* Exercise goal *
Can you render the lines of the entries below as a Markdown table with the columns "Number" and "Content," skipping blank lines and leaving out the pictures?

* Records *
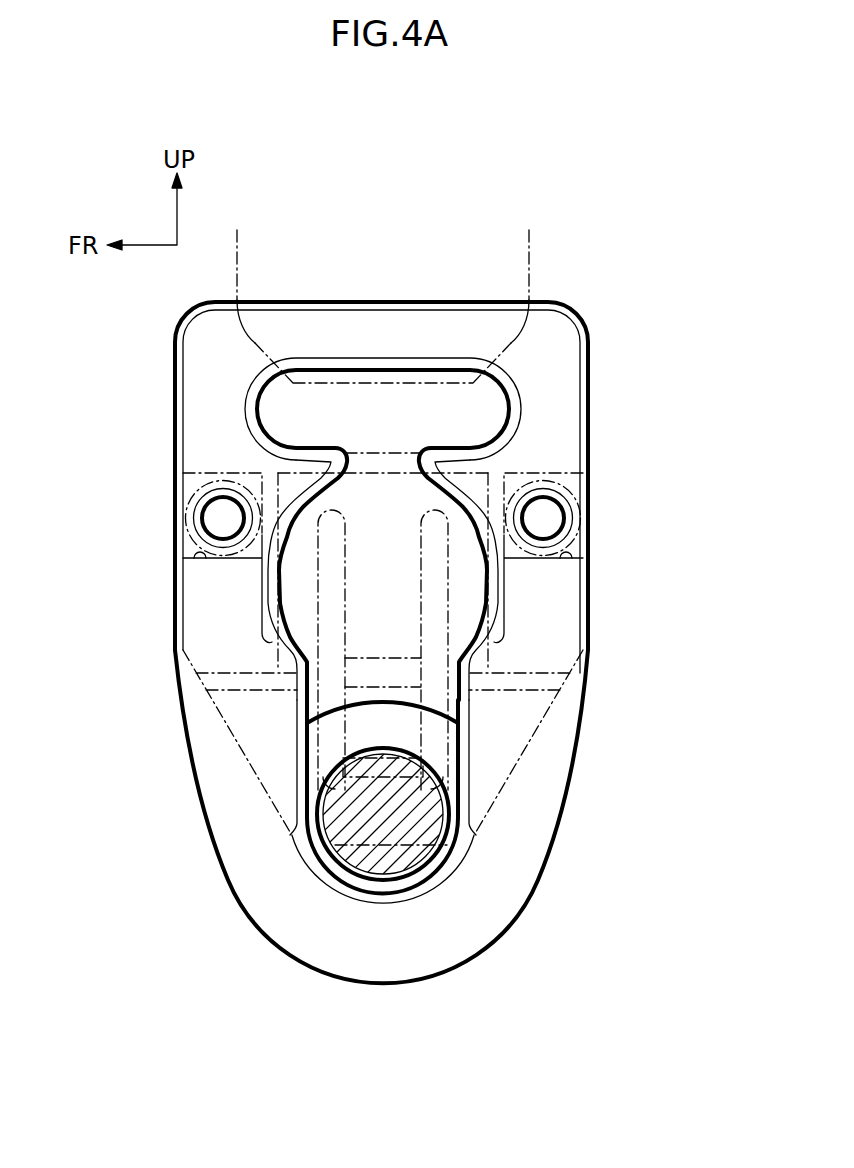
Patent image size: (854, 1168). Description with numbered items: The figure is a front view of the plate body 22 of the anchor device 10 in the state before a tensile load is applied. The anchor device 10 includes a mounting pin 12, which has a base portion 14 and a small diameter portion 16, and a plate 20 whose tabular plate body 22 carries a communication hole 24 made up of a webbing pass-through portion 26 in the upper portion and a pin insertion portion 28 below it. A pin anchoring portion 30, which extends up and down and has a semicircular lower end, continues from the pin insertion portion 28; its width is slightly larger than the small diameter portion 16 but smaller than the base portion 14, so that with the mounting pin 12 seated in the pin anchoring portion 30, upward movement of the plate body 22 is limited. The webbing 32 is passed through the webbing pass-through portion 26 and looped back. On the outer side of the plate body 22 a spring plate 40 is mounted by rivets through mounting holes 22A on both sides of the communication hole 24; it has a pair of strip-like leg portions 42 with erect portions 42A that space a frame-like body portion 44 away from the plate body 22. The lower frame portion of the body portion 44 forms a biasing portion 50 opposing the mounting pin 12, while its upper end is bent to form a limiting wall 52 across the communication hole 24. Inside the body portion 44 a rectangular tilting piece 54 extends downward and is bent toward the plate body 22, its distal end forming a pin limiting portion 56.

The anchor device 10 is at (603, 312).
The mounting pin 12 is at (443, 885).
The base portion 14 is at (437, 737).
The small diameter portion 16 is at (367, 870).
The plate 20 is at (592, 420).
The plate body 22 is at (583, 449).
The mounting holes 22A is at (206, 510).
The communication hole 24 is at (300, 512).
The webbing pass-through portion 26 is at (562, 376).
The pin insertion portion 28 is at (472, 606).
The pin anchoring portion 30 is at (512, 761).
The webbing 32 is at (530, 265).
The spring plate 40 is at (522, 798).
The leg portions 42 is at (196, 576).
The erect portions 42A is at (200, 560).
The body portion 44 is at (290, 740).
The biasing portion 50 is at (307, 860).
The limiting wall 52 is at (360, 453).
The tilting piece 54 is at (469, 642).
The pin limiting portion 56 is at (362, 690).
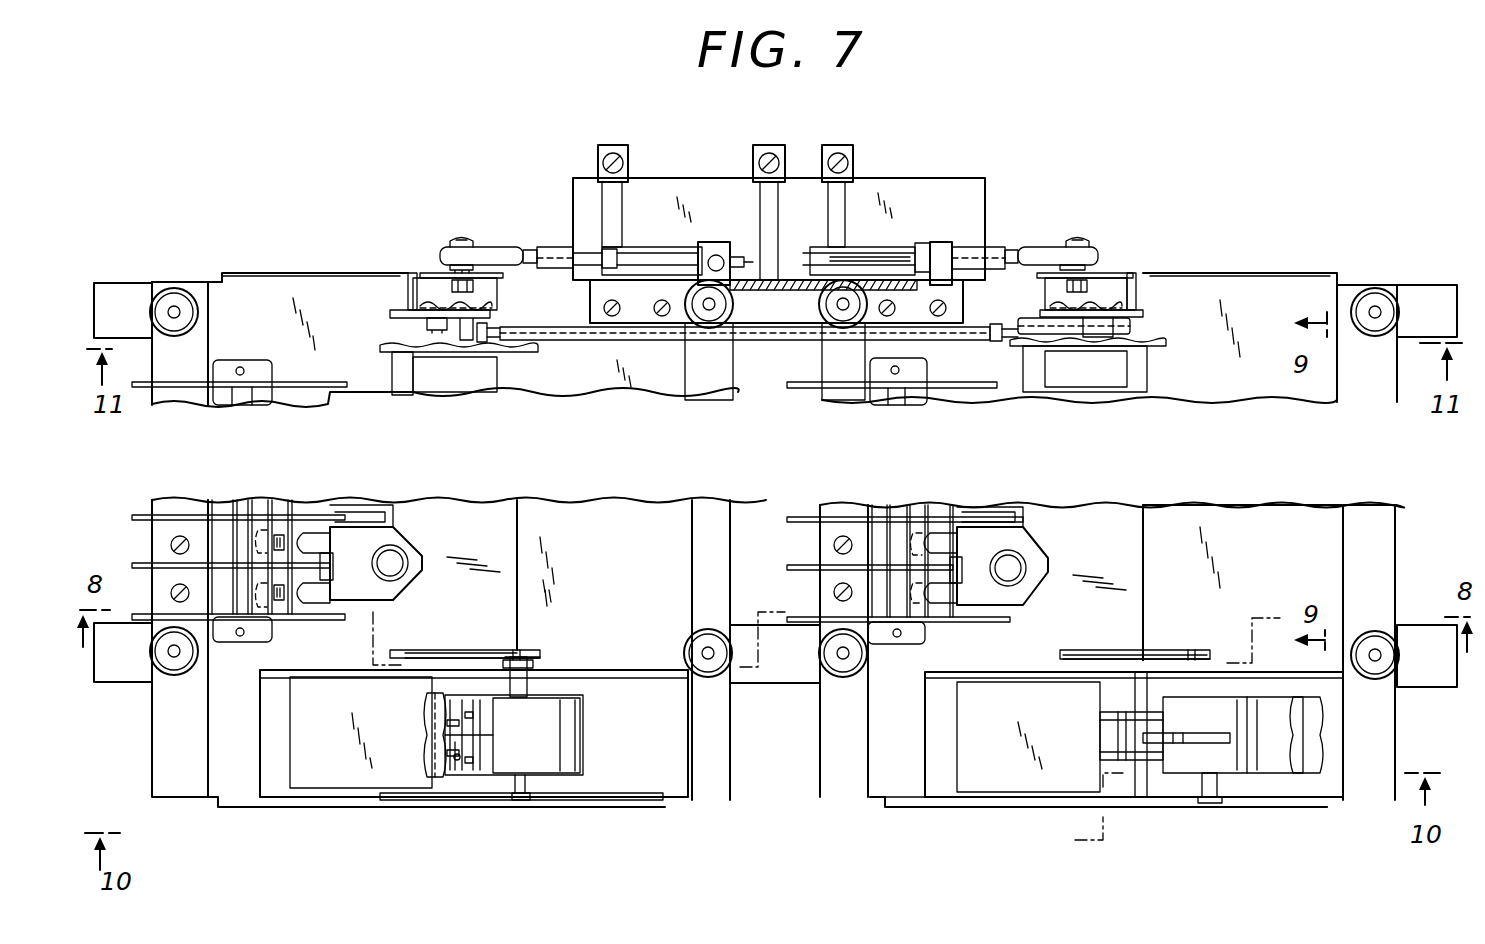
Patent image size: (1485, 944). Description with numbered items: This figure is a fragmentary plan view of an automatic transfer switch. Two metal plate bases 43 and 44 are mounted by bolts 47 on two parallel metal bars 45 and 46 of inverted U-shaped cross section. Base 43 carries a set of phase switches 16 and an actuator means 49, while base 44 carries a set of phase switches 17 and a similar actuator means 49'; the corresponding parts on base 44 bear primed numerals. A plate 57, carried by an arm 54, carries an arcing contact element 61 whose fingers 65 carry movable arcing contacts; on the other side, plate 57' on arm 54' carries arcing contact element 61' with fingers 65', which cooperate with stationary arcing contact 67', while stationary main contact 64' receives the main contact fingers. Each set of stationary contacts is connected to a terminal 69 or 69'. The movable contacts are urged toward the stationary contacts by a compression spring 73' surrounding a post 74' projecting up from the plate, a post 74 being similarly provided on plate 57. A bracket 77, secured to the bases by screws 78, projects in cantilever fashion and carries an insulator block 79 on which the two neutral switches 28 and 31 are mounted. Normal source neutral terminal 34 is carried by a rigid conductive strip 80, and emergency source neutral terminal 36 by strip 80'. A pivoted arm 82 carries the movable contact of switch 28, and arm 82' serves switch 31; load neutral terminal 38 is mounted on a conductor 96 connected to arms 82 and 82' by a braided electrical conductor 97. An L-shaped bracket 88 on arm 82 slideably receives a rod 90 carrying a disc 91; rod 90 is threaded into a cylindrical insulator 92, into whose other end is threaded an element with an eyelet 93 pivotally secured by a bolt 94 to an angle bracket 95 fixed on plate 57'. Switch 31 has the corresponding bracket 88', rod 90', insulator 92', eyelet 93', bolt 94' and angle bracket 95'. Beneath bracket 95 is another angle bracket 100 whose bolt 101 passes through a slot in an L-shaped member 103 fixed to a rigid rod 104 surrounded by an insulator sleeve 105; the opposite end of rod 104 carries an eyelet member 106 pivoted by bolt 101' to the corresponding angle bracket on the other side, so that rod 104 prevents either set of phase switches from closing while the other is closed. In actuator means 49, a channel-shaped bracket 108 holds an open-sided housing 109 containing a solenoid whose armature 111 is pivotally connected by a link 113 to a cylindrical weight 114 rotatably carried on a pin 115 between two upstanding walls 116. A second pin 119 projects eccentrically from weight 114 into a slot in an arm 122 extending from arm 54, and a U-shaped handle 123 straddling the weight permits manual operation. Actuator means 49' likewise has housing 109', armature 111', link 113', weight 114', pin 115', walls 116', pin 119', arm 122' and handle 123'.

The phase switches 16 is at (951, 472).
The phase switches 17 is at (308, 460).
The neutral switch 28 is at (561, 186).
The neutral switch 31 is at (824, 241).
The normal source neutral terminal 34 is at (613, 150).
The emergency source neutral terminal 36 is at (845, 152).
The load neutral terminal 38 is at (770, 152).
The metal plate base 43 is at (1292, 282).
The metal plate base 44 is at (280, 281).
The metal bar 45 is at (1430, 284).
The metal bar 46 is at (1425, 688).
The bolt 47 is at (176, 306).
The actuator means 49 is at (1134, 851).
The actuator means 49' is at (474, 830).
The arm 54 is at (1135, 634).
The arm 54' is at (465, 627).
The plate 57 is at (1118, 526).
The plate 57' is at (588, 596).
The arcing contact element 61 is at (1017, 564).
The arcing contact element 61' is at (398, 563).
The stationary main contact 64' is at (272, 537).
The finger 65 is at (912, 537).
The finger 65' is at (339, 556).
The stationary arcing contact 67' is at (256, 579).
The terminal 69 is at (890, 569).
The terminal 69' is at (216, 562).
The compression spring 73' is at (384, 508).
The post 74 is at (1038, 554).
The post 74' is at (424, 546).
The bracket 77 is at (960, 290).
The screw 78 is at (611, 302).
The insulator block 79 is at (910, 185).
The rigid conductive strip 80 is at (643, 189).
The rigid conductive strip 80' is at (868, 190).
The arm 82 is at (637, 239).
The arm 82' is at (869, 238).
The L-shaped bracket 88 is at (723, 212).
The L-shaped bracket 88' is at (943, 238).
The rod 90 is at (670, 220).
The rod 90' is at (870, 238).
The disc 91 is at (745, 255).
The cylindrical insulator 92 is at (548, 231).
The cylindrical insulator 92' is at (1009, 227).
The eyelet 93 is at (468, 233).
The eyelet 93' is at (1092, 239).
The bolt 94 is at (477, 210).
The bolt 94' is at (1107, 216).
The angle bracket 95 is at (486, 336).
The angle bracket 95' is at (1108, 332).
The conductor 96 is at (775, 205).
The braided electrical conductor 97 is at (743, 290).
The angle bracket 100 is at (397, 318).
The bolt 101 is at (384, 331).
The bolt 101' is at (1127, 286).
The L-shaped member 103 is at (392, 322).
The rigid rod 104 is at (487, 326).
The insulator sleeve 105 is at (670, 341).
The eyelet member 106 is at (1125, 325).
The channel-shaped bracket 108 is at (277, 785).
The open-sided housing 109 is at (1028, 765).
The open-sided housing 109' is at (361, 762).
The armature 111 is at (1142, 780).
The armature 111' is at (454, 795).
The link 113 is at (1223, 735).
The link 113' is at (514, 735).
The cylindrical weight 114 is at (1289, 775).
The cylindrical weight 114' is at (580, 735).
The pin 115 is at (1244, 806).
The pin 115' is at (570, 718).
The upstanding wall 116 is at (1106, 826).
The upstanding wall 116' is at (521, 829).
The second pin 119 is at (1196, 700).
The second pin 119' is at (567, 632).
The arm 122 is at (1136, 631).
The arm 122' is at (472, 634).
The U-shaped handle 123 is at (1340, 780).
The U-shaped handle 123' is at (404, 731).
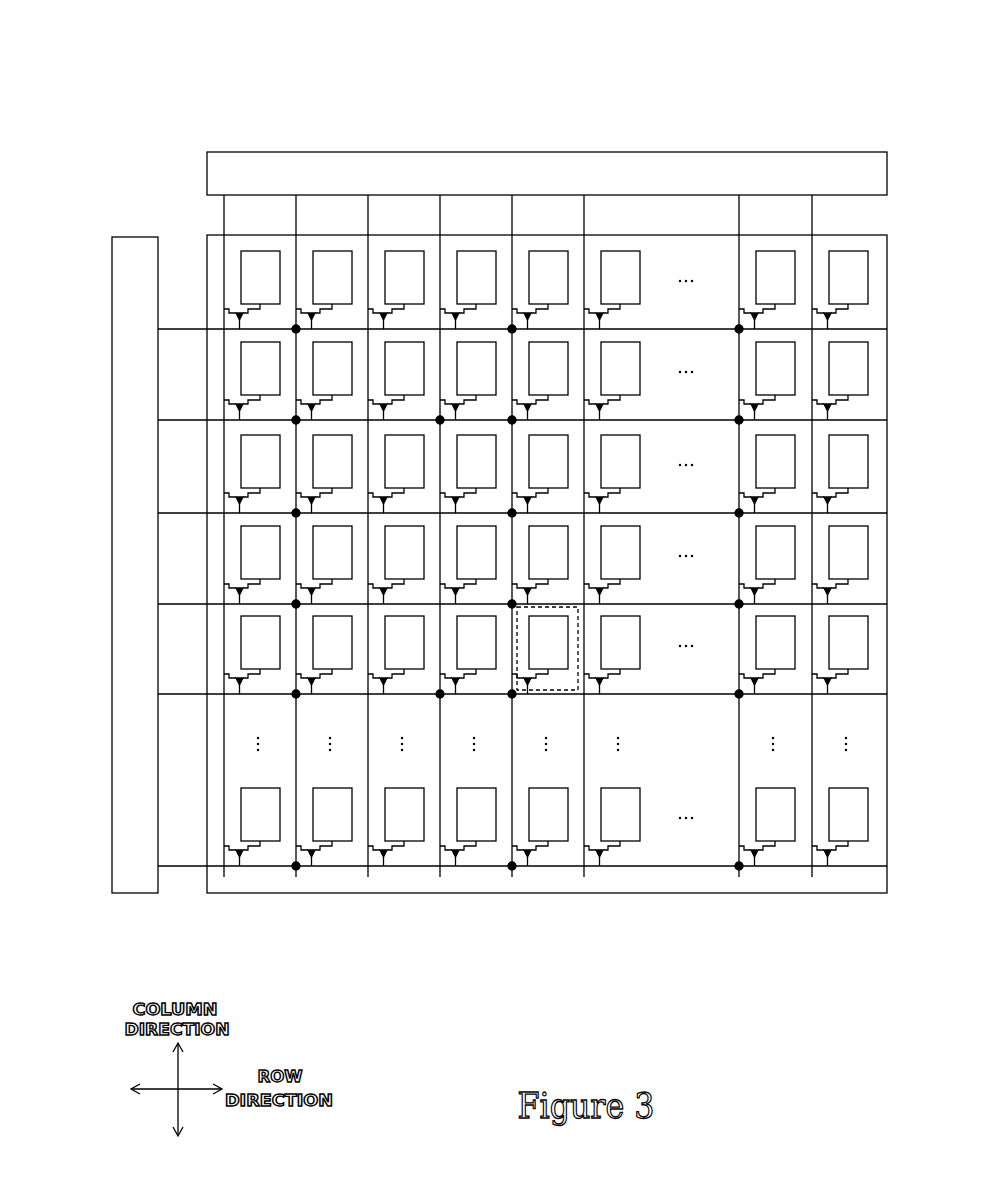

* Exercise result *
| Number | Content |
|---|---|
| 1 | Patent image size: (854, 1168). Description with numbered items: The figure is a front view of the plate body 22 of the anchor device 10 in the state before a tensile load is applied. The anchor device 10 includes a mounting pin 12, which has a base portion 14 and a small diameter portion 16, and a plate 20 whose tabular plate body 22 carries a communication hole 24 made up of a webbing pass-through portion 26 in the upper portion and a pin insertion portion 28 below it. A pin anchoring portion 30, which extends up and down and has a semicircular lower end, continues from the pin insertion portion 28; its width is slightly larger than the small diameter portion 16 but smaller than the base portion 14, so that with the mounting pin 12 seated in the pin anchoring portion 30, upward movement of the plate body 22 is limited. The webbing 32 is passed through the webbing pass-through portion 26 and looped back. On the outer side of the plate body 22 a spring plate 40 is mounted by rivets through mounting holes 22A on both sides of the communication hole 24; it has a pair of strip-like leg portions 42 with erect portions 42A that space a frame-like body portion 44 away from the plate body 22. The lower frame portion of the body portion 44 forms a biasing portion 50 opposing the mounting pin 12, while its upper end is bent to form a limiting wall 52 across the communication hole 24. Inside the body portion 44 a rectangular tilting piece 54 extends downward and is bent toward the plate body 22, its distal end forming a pin limiting portion 56. |
| 2 | The anchor device 10 is at (603, 312). |
| 3 | The mounting pin 12 is at (443, 885). |
| 4 | The base portion 14 is at (437, 737). |
| 5 | The small diameter portion 16 is at (367, 870). |
| 6 | The plate 20 is at (592, 420). |
| 7 | The plate body 22 is at (583, 449). |
| 8 | The mounting holes 22A is at (206, 510). |
| 9 | The communication hole 24 is at (300, 512). |
| 10 | The webbing pass-through portion 26 is at (562, 376). |
| 11 | The pin insertion portion 28 is at (472, 606). |
| 12 | The pin anchoring portion 30 is at (512, 761). |
| 13 | The webbing 32 is at (530, 265). |
| 14 | The spring plate 40 is at (522, 798). |
| 15 | The leg portions 42 is at (196, 576). |
| 16 | The erect portions 42A is at (200, 560). |
| 17 | The body portion 44 is at (290, 740). |
| 18 | The biasing portion 50 is at (307, 860). |
| 19 | The limiting wall 52 is at (360, 453). |
| 20 | The tilting piece 54 is at (469, 642). |
| 21 | The pin limiting portion 56 is at (362, 690). |
| 22 | Patent image size: (1485, 944). Description with numbered items: This figure is a fragmentary plan view of an automatic transfer switch. Two metal plate bases 43 and 44 are mounted by bolts 47 on two parallel metal bars 45 and 46 of inverted U-shaped cross section. Base 43 carries a set of phase switches 16 and an actuator means 49, while base 44 carries a set of phase switches 17 and a similar actuator means 49'; the corresponding parts on base 44 bear primed numerals. A plate 57, carried by an arm 54, carries an arcing contact element 61 whose fingers 65 carry movable arcing contacts; on the other side, plate 57' on arm 54' carries arcing contact element 61' with fingers 65', which cooperate with stationary arcing contact 67', while stationary main contact 64' receives the main contact fingers. Each set of stationary contacts is connected to a terminal 69 or 69'. The movable contacts are urged toward the stationary contacts by a compression spring 73' surrounding a post 74' projecting up from the plate, a post 74 being similarly provided on plate 57. A bracket 77, secured to the bases by screws 78, projects in cantilever fashion and carries an insulator block 79 on which the two neutral switches 28 and 31 are mounted. Normal source neutral terminal 34 is carried by a rigid conductive strip 80, and emergency source neutral terminal 36 by strip 80'. A pivoted arm 82 carries the movable contact of switch 28, and arm 82' serves switch 31; load neutral terminal 38 is mounted on a conductor 96 connected to arms 82 and 82' by a braided electrical conductor 97. An L-shaped bracket 88 on arm 82 slideably receives a rod 90 carrying a disc 91; rod 90 is threaded into a cylindrical insulator 92, into whose other end is threaded an element with an eyelet 93 pivotally secured by a bolt 94 to an angle bracket 95 fixed on plate 57'. Switch 31 has the corresponding bracket 88', rod 90', insulator 92', eyelet 93', bolt 94' and angle bracket 95'. Beneath bracket 95 is another angle bracket 100 whose bolt 101 passes through a slot in an L-shaped member 103 fixed to a rigid rod 104 surrounded by an insulator sleeve 105; the opposite end of rod 104 carries an eyelet member 106 pivoted by bolt 101' to the corresponding angle bracket on the other side, so that rod 104 prevents either set of phase switches from closing while the other is closed. In actuator means 49, a channel-shaped bracket 108 holds an open-sided housing 109 containing a solenoid whose armature 111 is pivotally connected by a link 113 to a cylindrical weight 114 rotatably carried on a pin 115 between two upstanding walls 116. A second pin 119 projects eccentrically from weight 114 into a slot in an arm 122 extending from arm 54, and a U-shaped handle 123 straddling the weight permits manual operation. Actuator means 49' likewise has housing 109', armature 111', link 113', weight 114', pin 115', walls 116', pin 119', arm 122' and handle 123'. |
| 23 | The phase switches 16 is at (951, 472). |
| 24 | The phase switches 17 is at (308, 460). |
| 25 | The neutral switch 28 is at (561, 186). |
| 26 | The neutral switch 31 is at (824, 241). |
| 27 | The normal source neutral terminal 34 is at (613, 150). |
| 28 | The emergency source neutral terminal 36 is at (845, 152). |
| 29 | The load neutral terminal 38 is at (770, 152). |
| 30 | The metal plate base 43 is at (1292, 282). |
| 31 | The metal plate base 44 is at (280, 281). |
| 32 | The metal bar 45 is at (1430, 284). |
| 33 | The metal bar 46 is at (1425, 688). |
| 34 | The bolt 47 is at (176, 306). |
| 35 | The actuator means 49 is at (1134, 851). |
| 36 | The actuator means 49' is at (474, 830). |
| 37 | The arm 54 is at (1135, 634). |
| 38 | The arm 54' is at (465, 627). |
| 39 | The plate 57 is at (1118, 526). |
| 40 | The plate 57' is at (588, 596). |
| 41 | The arcing contact element 61 is at (1017, 564). |
| 42 | The arcing contact element 61' is at (398, 563). |
| 43 | The stationary main contact 64' is at (272, 537). |
| 44 | The finger 65 is at (912, 537). |
| 45 | The finger 65' is at (339, 556). |
| 46 | The stationary arcing contact 67' is at (256, 579). |
| 47 | The terminal 69 is at (890, 569). |
| 48 | The terminal 69' is at (216, 562). |
| 49 | The compression spring 73' is at (384, 508). |
| 50 | The post 74 is at (1038, 554). |
| 51 | The post 74' is at (424, 546). |
| 52 | The bracket 77 is at (960, 290). |
| 53 | The screw 78 is at (611, 302). |
| 54 | The insulator block 79 is at (910, 185). |
| 55 | The rigid conductive strip 80 is at (643, 189). |
| 56 | The rigid conductive strip 80' is at (868, 190). |
| 57 | The arm 82 is at (637, 239). |
| 58 | The arm 82' is at (869, 238). |
| 59 | The L-shaped bracket 88 is at (723, 212). |
| 60 | The L-shaped bracket 88' is at (943, 238). |
| 61 | The rod 90 is at (670, 220). |
| 62 | The rod 90' is at (870, 238). |
| 63 | The disc 91 is at (745, 255). |
| 64 | The cylindrical insulator 92 is at (548, 231). |
| 65 | The cylindrical insulator 92' is at (1009, 227). |
| 66 | The eyelet 93 is at (468, 233). |
| 67 | The eyelet 93' is at (1092, 239). |
| 68 | The bolt 94 is at (477, 210). |
| 69 | The bolt 94' is at (1107, 216). |
| 70 | The angle bracket 95 is at (486, 336). |
| 71 | The angle bracket 95' is at (1108, 332). |
| 72 | The conductor 96 is at (775, 205). |
| 73 | The braided electrical conductor 97 is at (743, 290). |
| 74 | The angle bracket 100 is at (397, 318). |
| 75 | The bolt 101 is at (384, 331). |
| 76 | The bolt 101' is at (1127, 286). |
| 77 | The L-shaped member 103 is at (392, 322). |
| 78 | The rigid rod 104 is at (487, 326). |
| 79 | The insulator sleeve 105 is at (670, 341). |
| 80 | The eyelet member 106 is at (1125, 325). |
| 81 | The channel-shaped bracket 108 is at (277, 785). |
| 82 | The open-sided housing 109 is at (1028, 765). |
| 83 | The open-sided housing 109' is at (361, 762). |
| 84 | The armature 111 is at (1142, 780). |
| 85 | The armature 111' is at (454, 795). |
| 86 | The link 113 is at (1223, 735). |
| 87 | The link 113' is at (514, 735). |
| 88 | The cylindrical weight 114 is at (1289, 775). |
| 89 | The cylindrical weight 114' is at (580, 735). |
| 90 | The pin 115 is at (1244, 806). |
| 91 | The pin 115' is at (570, 718). |
| 92 | The upstanding wall 116 is at (1106, 826). |
| 93 | The upstanding wall 116' is at (521, 829). |
| 94 | The second pin 119 is at (1196, 700). |
| 95 | The second pin 119' is at (567, 632). |
| 96 | The arm 122 is at (1136, 631). |
| 97 | The arm 122' is at (472, 634). |
| 98 | The U-shaped handle 123 is at (1340, 780). |
| 99 | The U-shaped handle 123' is at (404, 731). |